#### [LIST OF TASKS]
1. Answer these questions using the Telangana caste census article:
(a) On what date did the Telangana government launch its door-to-door household survey?
(b) In which city did Rahul Gandhi meet intellectuals and civil society activists?
(c) According to the Congress promise, BC reservations in local bodies would rise from what percentage to what percentage?
2. Please transcribe the part of the Telangana caste census article that opens with the words containing "The caste survey was" and closes with "and maintenance contracts.".

#### [READING TEXT]
--- START ---

Telangana

Telangana caste census begins: Why an end to 50% quota cap needs to follow

Telangana’s caste census comes with a promise of hiking BC reservations in local bodies. Similar attempts in the past, such as the aftermath of Bihar caste survey, show the legal hurdles Telangana may have to overcome.

Written by : Kiran Kumar Gowd

Caste-based surveys have become essential for understanding the socio-economic conditions of various communities and for crafting effective reservation policies. Telangana, like Bihar and Karnataka, has recognised the need for a detailed caste survey to support evidence-based policymaking, including reservations for Backward Classes (BCs). The Revanth Reddy-led Congress government in Telangana launched a comprehensive door-to-door household survey on November 6, to assess social, educational, economic, employment, political, and caste parameters, in order to plan and implement welfare schemes for marginalised sections. 

A day before the survey began, Congress MP Rahul Gandhi, the Leader of the Opposition (LoP) in the Lok Sabha, met with intellectuals and civil society activists in Hyderabad to gather their inputs on the caste survey. “Let us explore the truth…let us find out how many Dalits, how many OBCs, how many Adivasis, how many minorities, how many general castes, and how many women are there in this country. After that let us find out how wealth is distributed in this country,” Rahul Gandhi said.

The caste survey was a major poll promise made by Congress ahead of the 2023 Telangana Assembly elections, to extend reservations to marginalised communities in proportion to their population in education, employment and welfare schemes. The party had also promised to increase the BC reservations in local bodies from 23% to 42%, and to implement 42% BC reservation in government civil construction and maintenance contracts.

--- END ---

#### [RECORDED INFORMATION]
--- START ---

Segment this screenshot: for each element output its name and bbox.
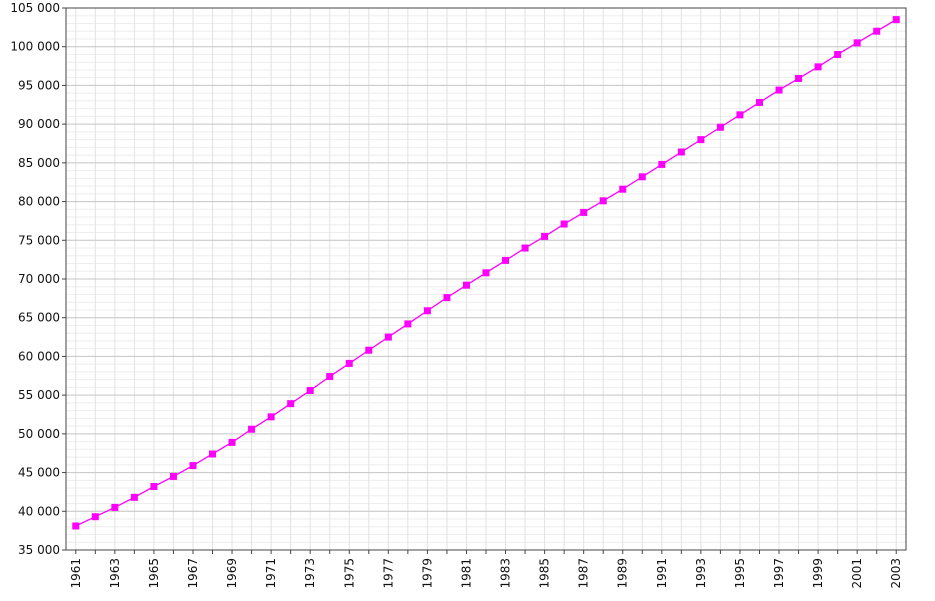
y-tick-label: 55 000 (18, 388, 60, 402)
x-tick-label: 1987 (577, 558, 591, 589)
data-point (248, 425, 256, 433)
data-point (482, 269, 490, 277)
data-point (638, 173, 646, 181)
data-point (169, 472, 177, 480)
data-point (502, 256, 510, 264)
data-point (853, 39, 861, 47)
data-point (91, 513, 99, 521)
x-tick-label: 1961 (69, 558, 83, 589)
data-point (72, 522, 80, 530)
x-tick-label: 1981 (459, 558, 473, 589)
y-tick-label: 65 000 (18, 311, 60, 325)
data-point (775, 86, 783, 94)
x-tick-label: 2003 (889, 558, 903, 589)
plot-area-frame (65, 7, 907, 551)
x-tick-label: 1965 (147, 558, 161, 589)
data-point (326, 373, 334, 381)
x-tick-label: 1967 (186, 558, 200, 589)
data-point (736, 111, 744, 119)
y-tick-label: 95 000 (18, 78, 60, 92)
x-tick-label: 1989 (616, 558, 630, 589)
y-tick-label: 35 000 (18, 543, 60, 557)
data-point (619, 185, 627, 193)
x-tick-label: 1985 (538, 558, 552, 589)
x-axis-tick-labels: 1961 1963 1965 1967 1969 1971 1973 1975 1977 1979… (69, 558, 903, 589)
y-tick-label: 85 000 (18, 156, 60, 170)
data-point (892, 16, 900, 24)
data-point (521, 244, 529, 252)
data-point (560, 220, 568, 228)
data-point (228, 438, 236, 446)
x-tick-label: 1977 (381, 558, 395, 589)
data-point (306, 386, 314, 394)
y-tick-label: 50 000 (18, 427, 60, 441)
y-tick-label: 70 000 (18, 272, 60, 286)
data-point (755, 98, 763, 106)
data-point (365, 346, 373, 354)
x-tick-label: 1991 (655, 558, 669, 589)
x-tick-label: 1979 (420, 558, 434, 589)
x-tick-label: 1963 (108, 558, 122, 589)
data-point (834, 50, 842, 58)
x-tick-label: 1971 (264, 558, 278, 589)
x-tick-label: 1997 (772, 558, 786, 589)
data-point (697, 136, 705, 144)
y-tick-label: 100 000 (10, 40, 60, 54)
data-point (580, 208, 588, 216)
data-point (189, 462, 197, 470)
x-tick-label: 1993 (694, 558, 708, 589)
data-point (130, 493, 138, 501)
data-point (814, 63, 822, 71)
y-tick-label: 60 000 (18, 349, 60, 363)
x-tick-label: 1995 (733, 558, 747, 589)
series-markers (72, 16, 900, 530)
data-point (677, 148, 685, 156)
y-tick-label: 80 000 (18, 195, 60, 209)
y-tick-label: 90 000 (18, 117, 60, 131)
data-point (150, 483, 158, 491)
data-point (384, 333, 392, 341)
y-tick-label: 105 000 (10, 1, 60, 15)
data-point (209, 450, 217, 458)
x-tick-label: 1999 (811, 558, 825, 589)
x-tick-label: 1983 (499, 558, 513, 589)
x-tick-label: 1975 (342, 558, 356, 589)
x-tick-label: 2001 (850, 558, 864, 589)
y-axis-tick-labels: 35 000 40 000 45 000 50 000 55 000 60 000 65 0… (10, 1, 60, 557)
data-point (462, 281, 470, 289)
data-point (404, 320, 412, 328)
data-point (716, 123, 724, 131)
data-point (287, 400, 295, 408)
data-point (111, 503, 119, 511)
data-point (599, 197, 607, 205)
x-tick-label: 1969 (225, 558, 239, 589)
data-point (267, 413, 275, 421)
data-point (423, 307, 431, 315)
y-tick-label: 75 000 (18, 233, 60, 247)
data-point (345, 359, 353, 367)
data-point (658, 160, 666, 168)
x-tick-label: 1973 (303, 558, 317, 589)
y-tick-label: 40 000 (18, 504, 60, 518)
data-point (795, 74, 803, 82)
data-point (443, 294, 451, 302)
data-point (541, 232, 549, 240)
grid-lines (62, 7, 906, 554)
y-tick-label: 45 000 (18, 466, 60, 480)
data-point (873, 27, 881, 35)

--- END ---
--- START ---

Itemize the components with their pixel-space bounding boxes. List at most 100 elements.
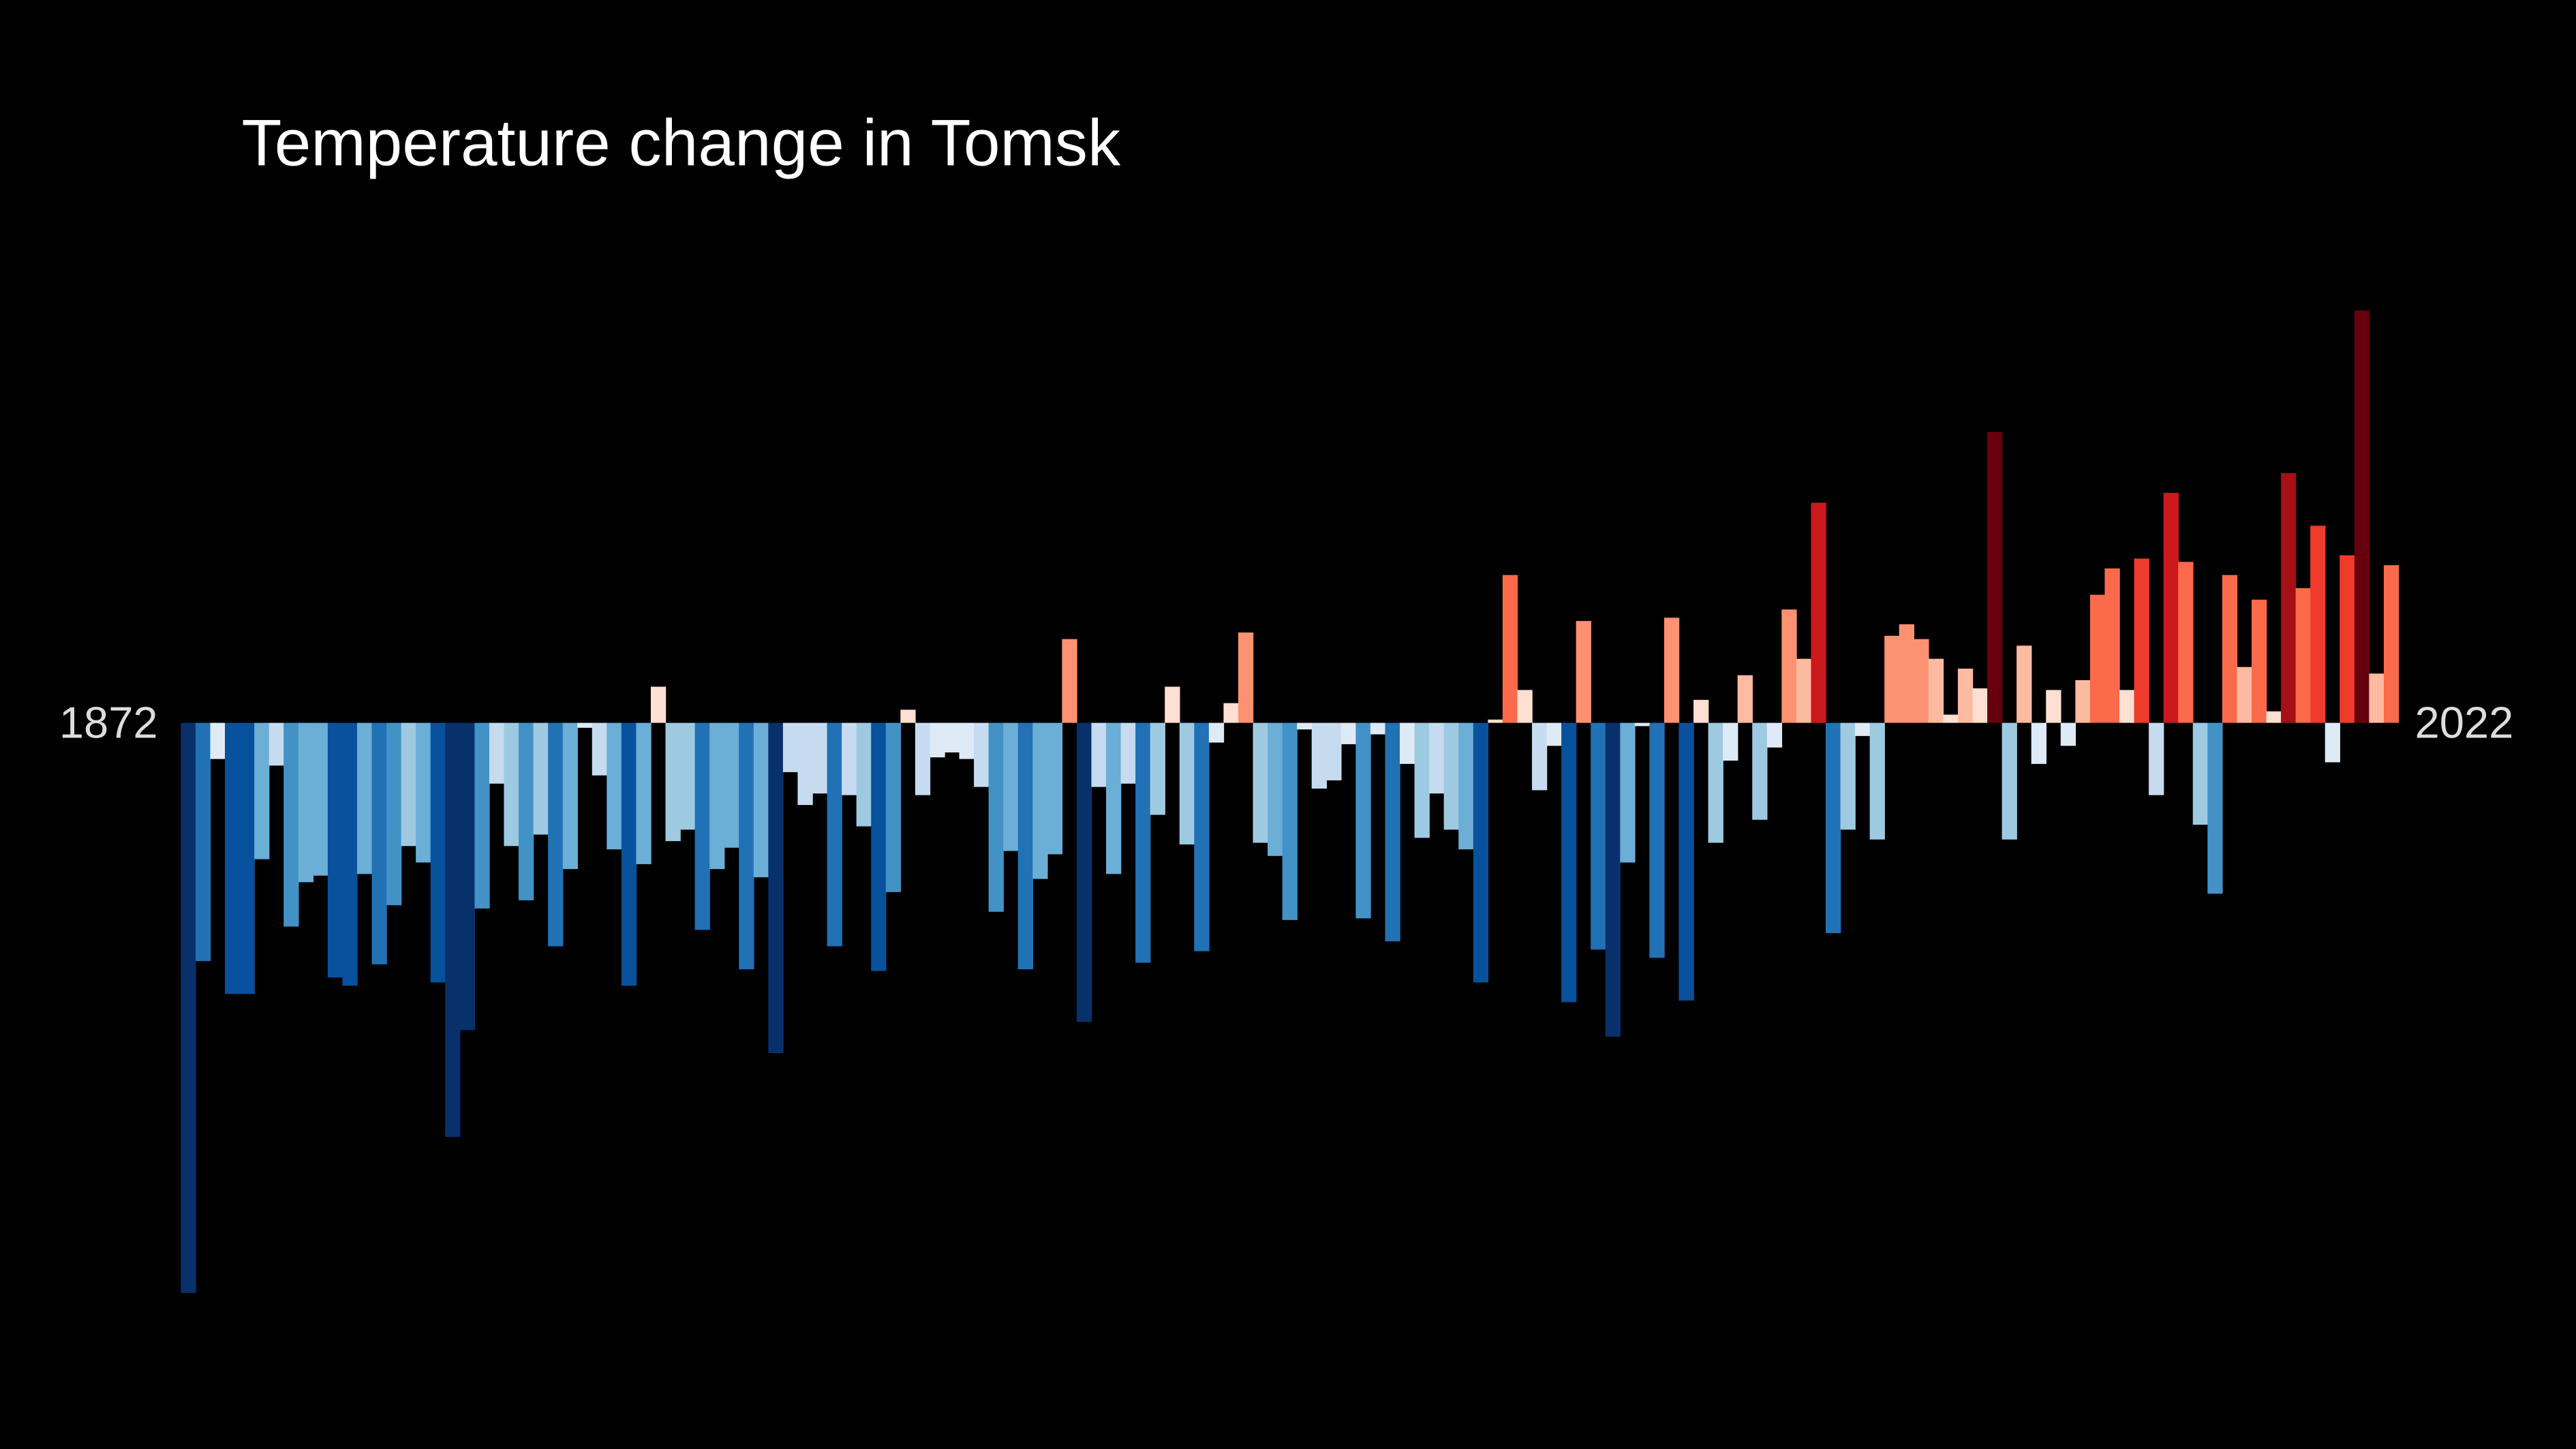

--- END ---

#### [THE SOLUTIONS]
1.
(a) November 6
(b) Hyderabad
(c) From 23% to 42%

2.
The caste survey was a major poll promise made by Congress ahead of the 2023 Telangana Assembly elections, to extend reservations to marginalised communities in proportion to their population in education, employment and welfare schemes. The party had also promised to increase the BC reservations in local bodies from 23% to 42%, and to implement 42% BC reservation in government civil construction and maintenance contracts.